Problem description
Please mark each statement yes or no according to the pulverizer claim, quoting the words that decide it: (a) the rotor vanes touch the housing inner surface; (b) each recess has a cross-sectional shape that is part of a circle; (c) air in the recesses rotates in the same direction as the rotor.

Page
——————————
1. A method of pulverizing powdered raw material comprising:
providing a pulverizer having a housing and a rotatably mounted rotor, the housing including an inner surface with longitudinally extending recesses and the rotor including longitudinally extending vanes positioned to closely pass by but clear the housing inner surface, the recesses including a cross-sectional shape that is at least partially circular in shape, each said cross-sectional shape being a part of a circle, said circle defining a circular tubular shape extending inwardly from said inner surface short of the vanes when the rotor is rotated; rotating the rotor so as to cause air in the recesses to angularly rotate in a direction opposite the rotor and in substantially a circular pattern when viewed from an end of the rotor; introducing a high volume of airborne powdered raw material of varied particle size into the recesses and into the space between the rotor and the housing inner surface, whereby the angularly rotating air and airborne powdered raw material in each of the recesses moves in a spiral path as they move through the pulverizer so as to throw any oversized particles from the recesses into the rotor but also so as to safely convey any undersized particles or particles of desired size through the pulverizer, thus providing a more efficient pulverizer and a more uniform final powder particle size as the pulverized powdered raw material exits the housing.
——————————
[A run of records]
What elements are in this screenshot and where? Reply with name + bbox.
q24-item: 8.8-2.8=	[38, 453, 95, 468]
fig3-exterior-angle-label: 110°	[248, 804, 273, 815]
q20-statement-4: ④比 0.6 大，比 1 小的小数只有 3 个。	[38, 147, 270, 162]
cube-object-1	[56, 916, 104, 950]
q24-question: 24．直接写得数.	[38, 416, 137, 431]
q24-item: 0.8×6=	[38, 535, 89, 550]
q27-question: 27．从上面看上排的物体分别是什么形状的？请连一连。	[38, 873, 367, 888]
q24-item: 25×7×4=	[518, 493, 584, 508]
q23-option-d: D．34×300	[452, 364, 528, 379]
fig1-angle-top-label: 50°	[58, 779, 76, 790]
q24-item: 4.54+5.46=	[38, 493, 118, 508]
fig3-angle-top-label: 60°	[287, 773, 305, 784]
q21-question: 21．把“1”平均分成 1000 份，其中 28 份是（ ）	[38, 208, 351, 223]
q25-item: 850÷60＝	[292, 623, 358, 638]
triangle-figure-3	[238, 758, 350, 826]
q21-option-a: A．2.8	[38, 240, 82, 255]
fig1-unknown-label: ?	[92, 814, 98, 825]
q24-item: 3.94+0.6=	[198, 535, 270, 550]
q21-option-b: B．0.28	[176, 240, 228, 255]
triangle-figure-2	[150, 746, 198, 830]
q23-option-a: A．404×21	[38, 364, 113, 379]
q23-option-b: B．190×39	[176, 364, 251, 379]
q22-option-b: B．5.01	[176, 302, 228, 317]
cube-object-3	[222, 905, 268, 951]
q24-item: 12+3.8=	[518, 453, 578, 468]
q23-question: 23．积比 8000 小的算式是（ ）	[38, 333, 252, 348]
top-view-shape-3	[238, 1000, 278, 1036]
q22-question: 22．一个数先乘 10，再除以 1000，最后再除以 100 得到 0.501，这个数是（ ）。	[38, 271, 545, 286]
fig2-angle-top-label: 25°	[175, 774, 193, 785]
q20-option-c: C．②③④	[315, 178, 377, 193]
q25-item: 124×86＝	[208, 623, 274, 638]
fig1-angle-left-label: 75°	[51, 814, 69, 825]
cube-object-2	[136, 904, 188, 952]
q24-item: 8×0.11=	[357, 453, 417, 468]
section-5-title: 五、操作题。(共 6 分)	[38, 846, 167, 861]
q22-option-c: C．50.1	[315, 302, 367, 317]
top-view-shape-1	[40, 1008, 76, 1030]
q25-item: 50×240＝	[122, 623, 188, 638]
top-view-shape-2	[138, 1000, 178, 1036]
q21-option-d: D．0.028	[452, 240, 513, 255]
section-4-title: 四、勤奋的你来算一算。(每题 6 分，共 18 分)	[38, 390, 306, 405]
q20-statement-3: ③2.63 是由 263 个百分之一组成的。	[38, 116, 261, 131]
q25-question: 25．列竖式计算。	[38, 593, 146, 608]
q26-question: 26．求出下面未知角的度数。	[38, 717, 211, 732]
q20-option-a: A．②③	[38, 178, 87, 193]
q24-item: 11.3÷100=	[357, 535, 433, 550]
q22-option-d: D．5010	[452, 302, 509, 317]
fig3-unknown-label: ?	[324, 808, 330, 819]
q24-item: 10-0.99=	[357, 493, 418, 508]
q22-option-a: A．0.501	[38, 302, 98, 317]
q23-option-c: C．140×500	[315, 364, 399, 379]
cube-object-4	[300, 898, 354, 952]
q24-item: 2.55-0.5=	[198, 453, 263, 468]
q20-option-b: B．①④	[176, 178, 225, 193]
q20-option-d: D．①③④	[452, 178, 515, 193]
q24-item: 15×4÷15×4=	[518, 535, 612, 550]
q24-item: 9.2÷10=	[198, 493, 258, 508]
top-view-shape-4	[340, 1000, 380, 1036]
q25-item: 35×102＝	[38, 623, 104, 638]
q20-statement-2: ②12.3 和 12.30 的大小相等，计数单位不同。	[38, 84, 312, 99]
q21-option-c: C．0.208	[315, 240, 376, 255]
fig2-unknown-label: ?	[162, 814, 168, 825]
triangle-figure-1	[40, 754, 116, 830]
——————————
Reply
(a) No: "positioned to closely pass by but clear the housing inner surface"
(b) Yes: "each said cross-sectional shape being a part of a circle"
(c) No: "angularly rotate in a direction opposite the rotor"